- Problem statement: Reproduce every line of the data below verbatim, but leave the pictures out of your answer.

[Layout annotation data]
>>>>
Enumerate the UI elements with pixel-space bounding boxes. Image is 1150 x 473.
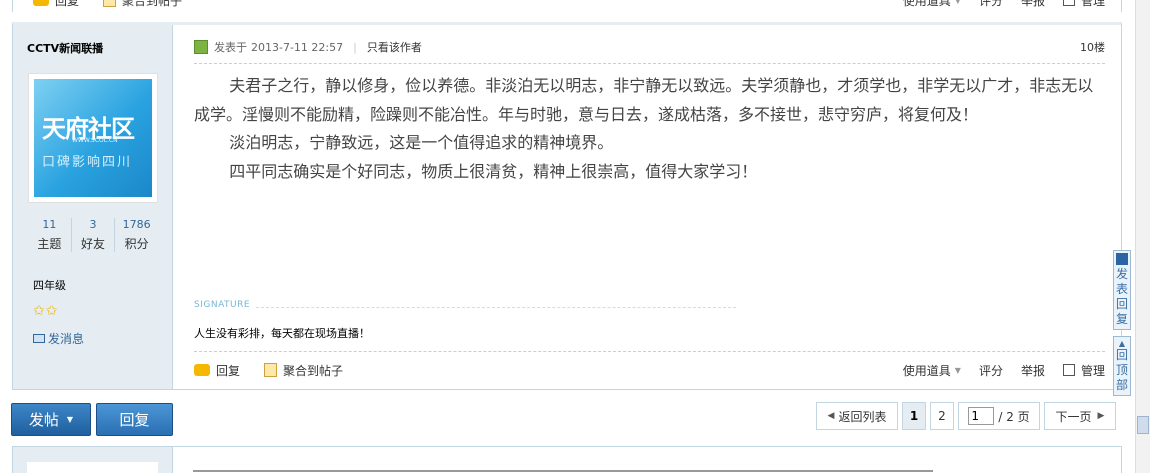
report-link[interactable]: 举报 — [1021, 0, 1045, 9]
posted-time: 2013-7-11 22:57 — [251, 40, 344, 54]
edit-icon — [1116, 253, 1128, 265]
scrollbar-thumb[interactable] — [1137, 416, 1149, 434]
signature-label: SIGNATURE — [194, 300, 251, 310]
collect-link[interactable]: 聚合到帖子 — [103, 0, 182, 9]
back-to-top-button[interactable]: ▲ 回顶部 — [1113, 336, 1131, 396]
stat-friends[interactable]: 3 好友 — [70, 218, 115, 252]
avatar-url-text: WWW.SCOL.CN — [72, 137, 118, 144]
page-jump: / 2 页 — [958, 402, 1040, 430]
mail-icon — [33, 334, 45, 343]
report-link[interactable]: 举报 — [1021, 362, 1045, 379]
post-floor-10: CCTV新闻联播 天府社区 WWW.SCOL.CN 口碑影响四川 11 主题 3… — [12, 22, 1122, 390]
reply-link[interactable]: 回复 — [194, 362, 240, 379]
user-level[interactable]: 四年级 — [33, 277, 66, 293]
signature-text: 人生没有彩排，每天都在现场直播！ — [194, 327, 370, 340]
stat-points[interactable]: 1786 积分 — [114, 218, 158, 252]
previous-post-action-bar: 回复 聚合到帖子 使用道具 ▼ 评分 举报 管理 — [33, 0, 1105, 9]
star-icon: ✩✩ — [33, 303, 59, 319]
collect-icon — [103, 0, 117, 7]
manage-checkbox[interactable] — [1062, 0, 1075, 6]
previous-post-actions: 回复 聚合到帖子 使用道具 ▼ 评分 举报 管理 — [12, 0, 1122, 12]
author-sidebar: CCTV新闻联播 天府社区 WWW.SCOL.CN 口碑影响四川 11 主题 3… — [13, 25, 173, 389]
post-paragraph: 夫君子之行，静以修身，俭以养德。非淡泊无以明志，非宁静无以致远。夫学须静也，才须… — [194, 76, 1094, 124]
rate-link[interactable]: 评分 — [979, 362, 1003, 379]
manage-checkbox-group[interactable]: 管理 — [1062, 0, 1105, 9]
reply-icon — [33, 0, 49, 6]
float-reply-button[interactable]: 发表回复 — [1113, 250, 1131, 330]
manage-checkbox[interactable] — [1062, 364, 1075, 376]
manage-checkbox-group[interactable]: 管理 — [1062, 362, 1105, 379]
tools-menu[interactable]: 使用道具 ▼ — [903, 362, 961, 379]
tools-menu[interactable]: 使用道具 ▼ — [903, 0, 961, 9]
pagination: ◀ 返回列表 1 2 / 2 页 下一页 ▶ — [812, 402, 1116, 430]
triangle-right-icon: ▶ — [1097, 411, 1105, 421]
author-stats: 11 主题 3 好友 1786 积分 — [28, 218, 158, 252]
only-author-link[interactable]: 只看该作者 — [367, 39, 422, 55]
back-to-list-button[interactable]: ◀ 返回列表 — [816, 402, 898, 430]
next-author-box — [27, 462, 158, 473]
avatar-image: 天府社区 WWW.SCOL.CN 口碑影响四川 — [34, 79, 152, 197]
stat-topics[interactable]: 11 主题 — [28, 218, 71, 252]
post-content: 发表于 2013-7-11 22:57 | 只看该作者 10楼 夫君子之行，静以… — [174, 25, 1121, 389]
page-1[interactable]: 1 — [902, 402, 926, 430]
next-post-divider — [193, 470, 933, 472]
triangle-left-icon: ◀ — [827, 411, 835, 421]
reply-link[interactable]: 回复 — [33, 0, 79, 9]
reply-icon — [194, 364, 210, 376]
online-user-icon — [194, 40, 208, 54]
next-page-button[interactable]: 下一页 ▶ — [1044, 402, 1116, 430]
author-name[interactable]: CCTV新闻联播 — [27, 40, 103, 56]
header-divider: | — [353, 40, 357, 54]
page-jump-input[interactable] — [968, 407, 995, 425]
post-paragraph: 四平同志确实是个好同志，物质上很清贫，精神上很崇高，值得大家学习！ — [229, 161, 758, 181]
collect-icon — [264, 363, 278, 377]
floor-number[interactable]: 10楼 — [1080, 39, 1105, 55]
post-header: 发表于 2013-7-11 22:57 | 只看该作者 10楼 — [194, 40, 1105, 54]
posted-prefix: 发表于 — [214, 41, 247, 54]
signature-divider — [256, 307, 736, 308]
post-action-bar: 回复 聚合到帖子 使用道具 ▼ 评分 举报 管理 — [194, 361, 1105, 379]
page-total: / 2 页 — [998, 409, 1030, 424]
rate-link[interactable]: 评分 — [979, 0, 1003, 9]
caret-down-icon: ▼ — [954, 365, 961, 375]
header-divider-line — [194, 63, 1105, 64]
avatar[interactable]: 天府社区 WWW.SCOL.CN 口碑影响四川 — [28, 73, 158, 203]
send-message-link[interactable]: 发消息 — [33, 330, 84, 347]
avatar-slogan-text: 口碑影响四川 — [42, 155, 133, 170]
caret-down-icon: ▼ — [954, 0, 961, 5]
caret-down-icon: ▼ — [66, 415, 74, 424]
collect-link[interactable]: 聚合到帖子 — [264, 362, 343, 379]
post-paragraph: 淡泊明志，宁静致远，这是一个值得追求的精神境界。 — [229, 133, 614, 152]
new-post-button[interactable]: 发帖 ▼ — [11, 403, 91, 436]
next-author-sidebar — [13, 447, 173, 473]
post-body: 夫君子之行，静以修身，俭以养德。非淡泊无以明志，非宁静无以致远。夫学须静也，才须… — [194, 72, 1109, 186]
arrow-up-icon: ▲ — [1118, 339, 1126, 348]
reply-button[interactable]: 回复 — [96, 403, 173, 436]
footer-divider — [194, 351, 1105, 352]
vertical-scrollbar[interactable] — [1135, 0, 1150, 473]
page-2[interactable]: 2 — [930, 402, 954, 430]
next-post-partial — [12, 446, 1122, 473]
<<<<
- Solution to this problem:
Enumerate the UI elements with pixel-space bounding boxes. Image is 1150 x 473.
report-link[interactable]: 举报 — [1021, 0, 1045, 9]
posted-time: 2013-7-11 22:57 — [251, 40, 344, 54]
edit-icon — [1116, 253, 1128, 265]
scrollbar-thumb[interactable] — [1137, 416, 1149, 434]
signature-label: SIGNATURE — [194, 300, 251, 310]
collect-link[interactable]: 聚合到帖子 — [103, 0, 182, 9]
back-to-top-button[interactable]: ▲ 回顶部 — [1113, 336, 1131, 396]
stat-friends[interactable]: 3 好友 — [70, 218, 115, 252]
avatar-url-text: WWW.SCOL.CN — [72, 137, 118, 144]
page-jump: / 2 页 — [958, 402, 1040, 430]
mail-icon — [33, 334, 45, 343]
report-link[interactable]: 举报 — [1021, 362, 1045, 379]
post-floor-10: CCTV新闻联播 天府社区 WWW.SCOL.CN 口碑影响四川 11 主题 3… — [12, 22, 1122, 390]
reply-link[interactable]: 回复 — [194, 362, 240, 379]
user-level[interactable]: 四年级 — [33, 277, 66, 293]
signature-text: 人生没有彩排，每天都在现场直播！ — [194, 327, 370, 340]
stat-points[interactable]: 1786 积分 — [114, 218, 158, 252]
previous-post-action-bar: 回复 聚合到帖子 使用道具 ▼ 评分 举报 管理 — [33, 0, 1105, 9]
star-icon: ✩✩ — [33, 303, 59, 319]
collect-icon — [103, 0, 117, 7]
manage-checkbox[interactable] — [1062, 0, 1075, 6]
previous-post-actions: 回复 聚合到帖子 使用道具 ▼ 评分 举报 管理 — [12, 0, 1122, 12]
author-sidebar: CCTV新闻联播 天府社区 WWW.SCOL.CN 口碑影响四川 11 主题 3… — [13, 25, 173, 389]
post-paragraph: 夫君子之行，静以修身，俭以养德。非淡泊无以明志，非宁静无以致远。夫学须静也，才须… — [194, 76, 1094, 124]
rate-link[interactable]: 评分 — [979, 362, 1003, 379]
manage-checkbox-group[interactable]: 管理 — [1062, 0, 1105, 9]
reply-icon — [33, 0, 49, 6]
float-reply-button[interactable]: 发表回复 — [1113, 250, 1131, 330]
manage-checkbox[interactable] — [1062, 364, 1075, 376]
manage-checkbox-group[interactable]: 管理 — [1062, 362, 1105, 379]
tools-menu[interactable]: 使用道具 ▼ — [903, 362, 961, 379]
tools-menu[interactable]: 使用道具 ▼ — [903, 0, 961, 9]
pagination: ◀ 返回列表 1 2 / 2 页 下一页 ▶ — [812, 402, 1116, 430]
triangle-right-icon: ▶ — [1097, 411, 1105, 421]
author-stats: 11 主题 3 好友 1786 积分 — [28, 218, 158, 252]
only-author-link[interactable]: 只看该作者 — [367, 39, 422, 55]
back-to-list-button[interactable]: ◀ 返回列表 — [816, 402, 898, 430]
next-author-box — [27, 462, 158, 473]
avatar-image: 天府社区 WWW.SCOL.CN 口碑影响四川 — [34, 79, 152, 197]
stat-topics[interactable]: 11 主题 — [28, 218, 71, 252]
post-content: 发表于 2013-7-11 22:57 | 只看该作者 10楼 夫君子之行，静以… — [174, 25, 1121, 389]
page-1[interactable]: 1 — [902, 402, 926, 430]
next-post-divider — [193, 470, 933, 472]
triangle-left-icon: ◀ — [827, 411, 835, 421]
reply-link[interactable]: 回复 — [33, 0, 79, 9]
reply-icon — [194, 364, 210, 376]
online-user-icon — [194, 40, 208, 54]
next-page-button[interactable]: 下一页 ▶ — [1044, 402, 1116, 430]
author-name[interactable]: CCTV新闻联播 — [27, 40, 103, 56]
header-divider: | — [353, 40, 357, 54]
page-jump-input[interactable] — [968, 407, 995, 425]
post-paragraph: 四平同志确实是个好同志，物质上很清贫，精神上很崇高，值得大家学习！ — [229, 161, 758, 181]
collect-icon — [264, 363, 278, 377]
floor-number[interactable]: 10楼 — [1080, 39, 1105, 55]
post-header: 发表于 2013-7-11 22:57 | 只看该作者 10楼 — [194, 40, 1105, 54]
posted-prefix: 发表于 — [214, 41, 247, 54]
signature-divider — [256, 307, 736, 308]
post-action-bar: 回复 聚合到帖子 使用道具 ▼ 评分 举报 管理 — [194, 361, 1105, 379]
page-total: / 2 页 — [998, 409, 1030, 424]
rate-link[interactable]: 评分 — [979, 0, 1003, 9]
caret-down-icon: ▼ — [954, 365, 961, 375]
header-divider-line — [194, 63, 1105, 64]
avatar[interactable]: 天府社区 WWW.SCOL.CN 口碑影响四川 — [28, 73, 158, 203]
send-message-link[interactable]: 发消息 — [33, 330, 84, 347]
avatar-slogan-text: 口碑影响四川 — [42, 155, 133, 170]
caret-down-icon: ▼ — [954, 0, 961, 5]
caret-down-icon: ▼ — [66, 415, 74, 424]
collect-link[interactable]: 聚合到帖子 — [264, 362, 343, 379]
post-paragraph: 淡泊明志，宁静致远，这是一个值得追求的精神境界。 — [229, 133, 614, 152]
new-post-button[interactable]: 发帖 ▼ — [11, 403, 91, 436]
next-author-sidebar — [13, 447, 173, 473]
post-body: 夫君子之行，静以修身，俭以养德。非淡泊无以明志，非宁静无以致远。夫学须静也，才须… — [194, 72, 1109, 186]
arrow-up-icon: ▲ — [1118, 339, 1126, 348]
reply-button[interactable]: 回复 — [96, 403, 173, 436]
footer-divider — [194, 351, 1105, 352]
vertical-scrollbar[interactable] — [1135, 0, 1150, 473]
page-2[interactable]: 2 — [930, 402, 954, 430]
next-post-partial — [12, 446, 1122, 473]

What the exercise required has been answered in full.